Source records:
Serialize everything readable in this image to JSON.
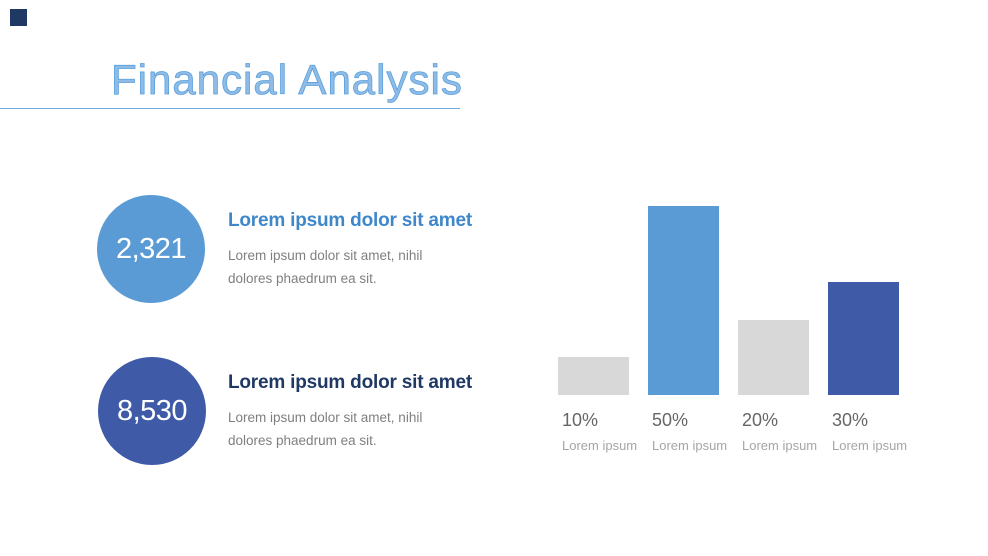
{
  "slide": {
    "title": "Financial Analysis"
  },
  "stats": [
    {
      "value": "2,321",
      "heading": "Lorem ipsum dolor sit amet",
      "body_line1": "Lorem ipsum dolor sit amet, nihil",
      "body_line2": "dolores phaedrum ea sit.",
      "circle_color": "#5b9bd5",
      "heading_color": "#3e87ca"
    },
    {
      "value": "8,530",
      "heading": "Lorem ipsum dolor sit amet",
      "body_line1": "Lorem ipsum dolor sit amet, nihil",
      "body_line2": "dolores phaedrum ea sit.",
      "circle_color": "#3f5aa6",
      "heading_color": "#1f3864"
    }
  ],
  "chart_data": {
    "type": "bar",
    "categories": [
      "Lorem ipsum",
      "Lorem ipsum",
      "Lorem ipsum",
      "Lorem ipsum"
    ],
    "values": [
      10,
      50,
      20,
      30
    ],
    "value_labels": [
      "10%",
      "50%",
      "20%",
      "30%"
    ],
    "bar_colors": [
      "#d8d8d8",
      "#5b9bd5",
      "#d8d8d8",
      "#3f5aa6"
    ],
    "title": "",
    "xlabel": "",
    "ylabel": "",
    "ylim": [
      0,
      53
    ],
    "grid": false,
    "legend": false,
    "axes_hidden": true
  },
  "colors": {
    "background": "#ffffff",
    "logo_square": "#1f3864",
    "title_text": "#5ba0dc",
    "title_underline": "#6faade",
    "body_text": "#7f7f7f",
    "value_label": "#666666",
    "category_label": "#a5a5a5"
  }
}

Problem:
Copy every record above exactly as written, but leave out the pictures.

Reply:
Serialize everything readable in this image to JSON.
{
  "slide": {
    "title": "Financial Analysis"
  },
  "stats": [
    {
      "value": "2,321",
      "heading": "Lorem ipsum dolor sit amet",
      "body_line1": "Lorem ipsum dolor sit amet, nihil",
      "body_line2": "dolores phaedrum ea sit.",
      "circle_color": "#5b9bd5",
      "heading_color": "#3e87ca"
    },
    {
      "value": "8,530",
      "heading": "Lorem ipsum dolor sit amet",
      "body_line1": "Lorem ipsum dolor sit amet, nihil",
      "body_line2": "dolores phaedrum ea sit.",
      "circle_color": "#3f5aa6",
      "heading_color": "#1f3864"
    }
  ],
  "chart_data": {
    "type": "bar",
    "categories": [
      "Lorem ipsum",
      "Lorem ipsum",
      "Lorem ipsum",
      "Lorem ipsum"
    ],
    "values": [
      10,
      50,
      20,
      30
    ],
    "value_labels": [
      "10%",
      "50%",
      "20%",
      "30%"
    ],
    "bar_colors": [
      "#d8d8d8",
      "#5b9bd5",
      "#d8d8d8",
      "#3f5aa6"
    ],
    "title": "",
    "xlabel": "",
    "ylabel": "",
    "ylim": [
      0,
      53
    ],
    "grid": false,
    "legend": false,
    "axes_hidden": true
  },
  "colors": {
    "background": "#ffffff",
    "logo_square": "#1f3864",
    "title_text": "#5ba0dc",
    "title_underline": "#6faade",
    "body_text": "#7f7f7f",
    "value_label": "#666666",
    "category_label": "#a5a5a5"
  }
}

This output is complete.